(Aim of the task):
Write out every line of the material exactly as it appears.

begin Listed entries

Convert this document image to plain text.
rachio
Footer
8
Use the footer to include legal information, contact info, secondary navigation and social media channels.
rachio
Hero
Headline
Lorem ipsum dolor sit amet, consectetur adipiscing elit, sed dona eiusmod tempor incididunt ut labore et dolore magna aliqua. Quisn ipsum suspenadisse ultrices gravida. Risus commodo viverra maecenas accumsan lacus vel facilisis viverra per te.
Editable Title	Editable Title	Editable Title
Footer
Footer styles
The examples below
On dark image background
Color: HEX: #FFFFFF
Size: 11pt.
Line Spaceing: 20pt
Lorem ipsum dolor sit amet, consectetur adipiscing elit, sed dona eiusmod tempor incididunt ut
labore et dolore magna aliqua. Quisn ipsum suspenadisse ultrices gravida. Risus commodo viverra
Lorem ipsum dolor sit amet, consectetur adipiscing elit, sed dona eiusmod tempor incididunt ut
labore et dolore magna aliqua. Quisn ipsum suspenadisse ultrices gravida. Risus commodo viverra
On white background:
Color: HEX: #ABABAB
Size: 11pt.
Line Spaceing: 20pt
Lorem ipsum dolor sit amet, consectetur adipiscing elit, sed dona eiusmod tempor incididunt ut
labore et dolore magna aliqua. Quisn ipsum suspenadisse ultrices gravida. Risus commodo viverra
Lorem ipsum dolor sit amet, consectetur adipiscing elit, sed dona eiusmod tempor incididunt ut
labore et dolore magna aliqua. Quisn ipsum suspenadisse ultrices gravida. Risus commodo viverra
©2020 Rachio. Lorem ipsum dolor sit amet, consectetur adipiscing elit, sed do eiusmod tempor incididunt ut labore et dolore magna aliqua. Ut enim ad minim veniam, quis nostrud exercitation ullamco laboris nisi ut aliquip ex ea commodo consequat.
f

end Listed entries

(Finished task):
Convert this document image to plain text.
rachio
Footer
8
Use the footer to include legal information, contact info, secondary navigation and social media channels.
rachio
Hero
Headline
Lorem ipsum dolor sit amet, consectetur adipiscing elit, sed dona eiusmod tempor incididunt ut labore et dolore magna aliqua. Quisn ipsum suspenadisse ultrices gravida. Risus commodo viverra maecenas accumsan lacus vel facilisis viverra per te.
Editable Title	Editable Title	Editable Title
Footer
Footer styles
The examples below
On dark image background
Color: HEX: #FFFFFF
Size: 11pt.
Line Spaceing: 20pt
Lorem ipsum dolor sit amet, consectetur adipiscing elit, sed dona eiusmod tempor incididunt ut
labore et dolore magna aliqua. Quisn ipsum suspenadisse ultrices gravida. Risus commodo viverra
Lorem ipsum dolor sit amet, consectetur adipiscing elit, sed dona eiusmod tempor incididunt ut
labore et dolore magna aliqua. Quisn ipsum suspenadisse ultrices gravida. Risus commodo viverra
On white background:
Color: HEX: #ABABAB
Size: 11pt.
Line Spaceing: 20pt
Lorem ipsum dolor sit amet, consectetur adipiscing elit, sed dona eiusmod tempor incididunt ut
labore et dolore magna aliqua. Quisn ipsum suspenadisse ultrices gravida. Risus commodo viverra
Lorem ipsum dolor sit amet, consectetur adipiscing elit, sed dona eiusmod tempor incididunt ut
labore et dolore magna aliqua. Quisn ipsum suspenadisse ultrices gravida. Risus commodo viverra
©2020 Rachio. Lorem ipsum dolor sit amet, consectetur adipiscing elit, sed do eiusmod tempor incididunt ut labore et dolore magna aliqua. Ut enim ad minim veniam, quis nostrud exercitation ullamco laboris nisi ut aliquip ex ea commodo consequat.
f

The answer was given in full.